[start of ENTRIES PROVIDED]

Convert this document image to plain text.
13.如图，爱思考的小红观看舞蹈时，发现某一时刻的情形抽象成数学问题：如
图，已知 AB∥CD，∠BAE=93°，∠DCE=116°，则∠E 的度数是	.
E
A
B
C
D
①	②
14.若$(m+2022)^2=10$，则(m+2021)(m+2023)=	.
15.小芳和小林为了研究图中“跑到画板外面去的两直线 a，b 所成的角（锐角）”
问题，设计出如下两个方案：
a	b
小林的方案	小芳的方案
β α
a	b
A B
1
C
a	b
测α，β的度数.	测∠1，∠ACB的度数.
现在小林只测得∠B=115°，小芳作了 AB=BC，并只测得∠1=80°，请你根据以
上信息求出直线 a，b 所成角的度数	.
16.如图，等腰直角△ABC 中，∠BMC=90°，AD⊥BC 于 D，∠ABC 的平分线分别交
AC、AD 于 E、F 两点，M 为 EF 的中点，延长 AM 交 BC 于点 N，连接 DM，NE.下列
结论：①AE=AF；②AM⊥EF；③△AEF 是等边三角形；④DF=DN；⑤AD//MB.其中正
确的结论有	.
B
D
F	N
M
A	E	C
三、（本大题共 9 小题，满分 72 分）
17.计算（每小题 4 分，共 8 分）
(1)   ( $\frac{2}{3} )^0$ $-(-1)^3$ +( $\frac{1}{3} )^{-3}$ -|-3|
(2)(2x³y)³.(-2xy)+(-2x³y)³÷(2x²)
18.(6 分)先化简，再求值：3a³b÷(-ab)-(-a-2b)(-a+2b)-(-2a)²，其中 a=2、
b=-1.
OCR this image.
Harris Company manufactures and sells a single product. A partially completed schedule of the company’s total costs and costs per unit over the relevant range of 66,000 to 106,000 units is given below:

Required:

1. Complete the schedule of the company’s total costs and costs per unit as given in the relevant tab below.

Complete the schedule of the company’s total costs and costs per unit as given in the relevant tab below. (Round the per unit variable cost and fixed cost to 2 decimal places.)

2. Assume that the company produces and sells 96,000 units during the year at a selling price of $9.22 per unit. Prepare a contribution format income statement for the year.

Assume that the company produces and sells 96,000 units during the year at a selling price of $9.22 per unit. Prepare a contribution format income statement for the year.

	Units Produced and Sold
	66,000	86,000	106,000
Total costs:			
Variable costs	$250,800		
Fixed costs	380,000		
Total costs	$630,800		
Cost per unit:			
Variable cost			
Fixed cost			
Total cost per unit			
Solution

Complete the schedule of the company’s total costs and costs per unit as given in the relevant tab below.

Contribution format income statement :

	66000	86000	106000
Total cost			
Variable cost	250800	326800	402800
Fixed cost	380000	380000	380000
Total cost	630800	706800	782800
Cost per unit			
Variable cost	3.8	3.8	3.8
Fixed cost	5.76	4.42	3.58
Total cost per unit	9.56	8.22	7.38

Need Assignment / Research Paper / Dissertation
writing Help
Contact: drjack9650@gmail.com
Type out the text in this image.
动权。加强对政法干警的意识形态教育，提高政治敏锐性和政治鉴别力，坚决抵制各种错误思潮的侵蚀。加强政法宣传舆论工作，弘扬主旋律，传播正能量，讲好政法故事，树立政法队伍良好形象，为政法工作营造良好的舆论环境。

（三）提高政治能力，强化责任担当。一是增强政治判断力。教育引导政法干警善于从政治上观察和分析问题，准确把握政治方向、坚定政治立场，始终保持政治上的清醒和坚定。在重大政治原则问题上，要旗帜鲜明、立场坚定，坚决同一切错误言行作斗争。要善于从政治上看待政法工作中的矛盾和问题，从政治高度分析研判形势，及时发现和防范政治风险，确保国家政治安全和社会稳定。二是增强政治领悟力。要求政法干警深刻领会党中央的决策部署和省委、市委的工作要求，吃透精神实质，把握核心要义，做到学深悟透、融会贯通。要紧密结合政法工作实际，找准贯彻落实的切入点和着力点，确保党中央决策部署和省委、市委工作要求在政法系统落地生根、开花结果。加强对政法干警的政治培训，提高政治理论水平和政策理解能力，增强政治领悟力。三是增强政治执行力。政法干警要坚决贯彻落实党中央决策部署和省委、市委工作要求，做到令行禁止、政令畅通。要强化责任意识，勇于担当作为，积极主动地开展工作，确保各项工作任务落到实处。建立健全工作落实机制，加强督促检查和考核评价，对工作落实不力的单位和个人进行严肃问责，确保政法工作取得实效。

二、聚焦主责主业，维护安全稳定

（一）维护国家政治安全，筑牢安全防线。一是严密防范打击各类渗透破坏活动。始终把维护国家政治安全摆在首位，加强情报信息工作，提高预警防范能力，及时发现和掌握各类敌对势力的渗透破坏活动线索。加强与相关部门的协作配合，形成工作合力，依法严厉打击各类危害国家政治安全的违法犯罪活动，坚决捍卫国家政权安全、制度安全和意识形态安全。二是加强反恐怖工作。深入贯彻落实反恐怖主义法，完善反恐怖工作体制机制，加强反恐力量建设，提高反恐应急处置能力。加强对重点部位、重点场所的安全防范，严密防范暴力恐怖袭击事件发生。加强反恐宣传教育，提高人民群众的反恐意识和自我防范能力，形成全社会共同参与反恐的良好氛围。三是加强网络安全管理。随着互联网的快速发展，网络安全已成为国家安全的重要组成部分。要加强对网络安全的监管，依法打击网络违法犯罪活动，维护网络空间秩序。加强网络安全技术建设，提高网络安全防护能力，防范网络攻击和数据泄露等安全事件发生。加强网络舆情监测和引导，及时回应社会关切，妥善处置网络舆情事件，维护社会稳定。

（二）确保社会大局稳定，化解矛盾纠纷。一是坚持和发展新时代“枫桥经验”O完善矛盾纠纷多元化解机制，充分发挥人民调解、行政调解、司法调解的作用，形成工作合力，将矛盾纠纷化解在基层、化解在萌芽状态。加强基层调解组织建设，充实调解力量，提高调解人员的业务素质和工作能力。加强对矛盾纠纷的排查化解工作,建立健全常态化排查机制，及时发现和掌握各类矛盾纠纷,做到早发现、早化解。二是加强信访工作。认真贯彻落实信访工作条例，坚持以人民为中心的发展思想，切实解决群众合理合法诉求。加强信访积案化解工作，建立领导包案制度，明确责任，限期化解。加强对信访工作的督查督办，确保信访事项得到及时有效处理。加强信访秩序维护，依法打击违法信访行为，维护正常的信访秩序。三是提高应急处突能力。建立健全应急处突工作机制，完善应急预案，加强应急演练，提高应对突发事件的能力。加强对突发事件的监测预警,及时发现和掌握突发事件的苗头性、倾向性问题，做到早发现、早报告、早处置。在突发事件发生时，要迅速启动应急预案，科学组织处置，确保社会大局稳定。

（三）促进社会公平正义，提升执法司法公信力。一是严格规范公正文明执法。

[end of ENTRIES PROVIDED]

- DIRECTION -
Restate all of the entries exactly, please.

- ANSWER TO THE PROBLEM -
Convert this document image to plain text.
13.如图，爱思考的小红观看舞蹈时，发现某一时刻的情形抽象成数学问题：如
图，已知 AB∥CD，∠BAE=93°，∠DCE=116°，则∠E 的度数是	.
E
A
B
C
D
①	②
14.若$(m+2022)^2=10$，则(m+2021)(m+2023)=	.
15.小芳和小林为了研究图中“跑到画板外面去的两直线 a，b 所成的角（锐角）”
问题，设计出如下两个方案：
a	b
小林的方案	小芳的方案
β α
a	b
A B
1
C
a	b
测α，β的度数.	测∠1，∠ACB的度数.
现在小林只测得∠B=115°，小芳作了 AB=BC，并只测得∠1=80°，请你根据以
上信息求出直线 a，b 所成角的度数	.
16.如图，等腰直角△ABC 中，∠BMC=90°，AD⊥BC 于 D，∠ABC 的平分线分别交
AC、AD 于 E、F 两点，M 为 EF 的中点，延长 AM 交 BC 于点 N，连接 DM，NE.下列
结论：①AE=AF；②AM⊥EF；③△AEF 是等边三角形；④DF=DN；⑤AD//MB.其中正
确的结论有	.
B
D
F	N
M
A	E	C
三、（本大题共 9 小题，满分 72 分）
17.计算（每小题 4 分，共 8 分）
(1)   ( $\frac{2}{3} )^0$ $-(-1)^3$ +( $\frac{1}{3} )^{-3}$ -|-3|
(2)(2x³y)³.(-2xy)+(-2x³y)³÷(2x²)
18.(6 分)先化简，再求值：3a³b÷(-ab)-(-a-2b)(-a+2b)-(-2a)²，其中 a=2、
b=-1.
OCR this image.
Harris Company manufactures and sells a single product. A partially completed schedule of the company’s total costs and costs per unit over the relevant range of 66,000 to 106,000 units is given below:

Required:

1. Complete the schedule of the company’s total costs and costs per unit as given in the relevant tab below.

Complete the schedule of the company’s total costs and costs per unit as given in the relevant tab below. (Round the per unit variable cost and fixed cost to 2 decimal places.)

2. Assume that the company produces and sells 96,000 units during the year at a selling price of $9.22 per unit. Prepare a contribution format income statement for the year.

Assume that the company produces and sells 96,000 units during the year at a selling price of $9.22 per unit. Prepare a contribution format income statement for the year.

	Units Produced and Sold
	66,000	86,000	106,000
Total costs:			
Variable costs	$250,800		
Fixed costs	380,000		
Total costs	$630,800		
Cost per unit:			
Variable cost			
Fixed cost			
Total cost per unit			
Solution

Complete the schedule of the company’s total costs and costs per unit as given in the relevant tab below.

Contribution format income statement :

	66000	86000	106000
Total cost			
Variable cost	250800	326800	402800
Fixed cost	380000	380000	380000
Total cost	630800	706800	782800
Cost per unit			
Variable cost	3.8	3.8	3.8
Fixed cost	5.76	4.42	3.58
Total cost per unit	9.56	8.22	7.38

Need Assignment / Research Paper / Dissertation
writing Help
Contact: drjack9650@gmail.com
Type out the text in this image.
动权。加强对政法干警的意识形态教育，提高政治敏锐性和政治鉴别力，坚决抵制各种错误思潮的侵蚀。加强政法宣传舆论工作，弘扬主旋律，传播正能量，讲好政法故事，树立政法队伍良好形象，为政法工作营造良好的舆论环境。

（三）提高政治能力，强化责任担当。一是增强政治判断力。教育引导政法干警善于从政治上观察和分析问题，准确把握政治方向、坚定政治立场，始终保持政治上的清醒和坚定。在重大政治原则问题上，要旗帜鲜明、立场坚定，坚决同一切错误言行作斗争。要善于从政治上看待政法工作中的矛盾和问题，从政治高度分析研判形势，及时发现和防范政治风险，确保国家政治安全和社会稳定。二是增强政治领悟力。要求政法干警深刻领会党中央的决策部署和省委、市委的工作要求，吃透精神实质，把握核心要义，做到学深悟透、融会贯通。要紧密结合政法工作实际，找准贯彻落实的切入点和着力点，确保党中央决策部署和省委、市委工作要求在政法系统落地生根、开花结果。加强对政法干警的政治培训，提高政治理论水平和政策理解能力，增强政治领悟力。三是增强政治执行力。政法干警要坚决贯彻落实党中央决策部署和省委、市委工作要求，做到令行禁止、政令畅通。要强化责任意识，勇于担当作为，积极主动地开展工作，确保各项工作任务落到实处。建立健全工作落实机制，加强督促检查和考核评价，对工作落实不力的单位和个人进行严肃问责，确保政法工作取得实效。

二、聚焦主责主业，维护安全稳定

（一）维护国家政治安全，筑牢安全防线。一是严密防范打击各类渗透破坏活动。始终把维护国家政治安全摆在首位，加强情报信息工作，提高预警防范能力，及时发现和掌握各类敌对势力的渗透破坏活动线索。加强与相关部门的协作配合，形成工作合力，依法严厉打击各类危害国家政治安全的违法犯罪活动，坚决捍卫国家政权安全、制度安全和意识形态安全。二是加强反恐怖工作。深入贯彻落实反恐怖主义法，完善反恐怖工作体制机制，加强反恐力量建设，提高反恐应急处置能力。加强对重点部位、重点场所的安全防范，严密防范暴力恐怖袭击事件发生。加强反恐宣传教育，提高人民群众的反恐意识和自我防范能力，形成全社会共同参与反恐的良好氛围。三是加强网络安全管理。随着互联网的快速发展，网络安全已成为国家安全的重要组成部分。要加强对网络安全的监管，依法打击网络违法犯罪活动，维护网络空间秩序。加强网络安全技术建设，提高网络安全防护能力，防范网络攻击和数据泄露等安全事件发生。加强网络舆情监测和引导，及时回应社会关切，妥善处置网络舆情事件，维护社会稳定。

（二）确保社会大局稳定，化解矛盾纠纷。一是坚持和发展新时代“枫桥经验”O完善矛盾纠纷多元化解机制，充分发挥人民调解、行政调解、司法调解的作用，形成工作合力，将矛盾纠纷化解在基层、化解在萌芽状态。加强基层调解组织建设，充实调解力量，提高调解人员的业务素质和工作能力。加强对矛盾纠纷的排查化解工作,建立健全常态化排查机制，及时发现和掌握各类矛盾纠纷,做到早发现、早化解。二是加强信访工作。认真贯彻落实信访工作条例，坚持以人民为中心的发展思想，切实解决群众合理合法诉求。加强信访积案化解工作，建立领导包案制度，明确责任，限期化解。加强对信访工作的督查督办，确保信访事项得到及时有效处理。加强信访秩序维护，依法打击违法信访行为，维护正常的信访秩序。三是提高应急处突能力。建立健全应急处突工作机制，完善应急预案，加强应急演练，提高应对突发事件的能力。加强对突发事件的监测预警,及时发现和掌握突发事件的苗头性、倾向性问题，做到早发现、早报告、早处置。在突发事件发生时，要迅速启动应急预案，科学组织处置，确保社会大局稳定。

（三）促进社会公平正义，提升执法司法公信力。一是严格规范公正文明执法。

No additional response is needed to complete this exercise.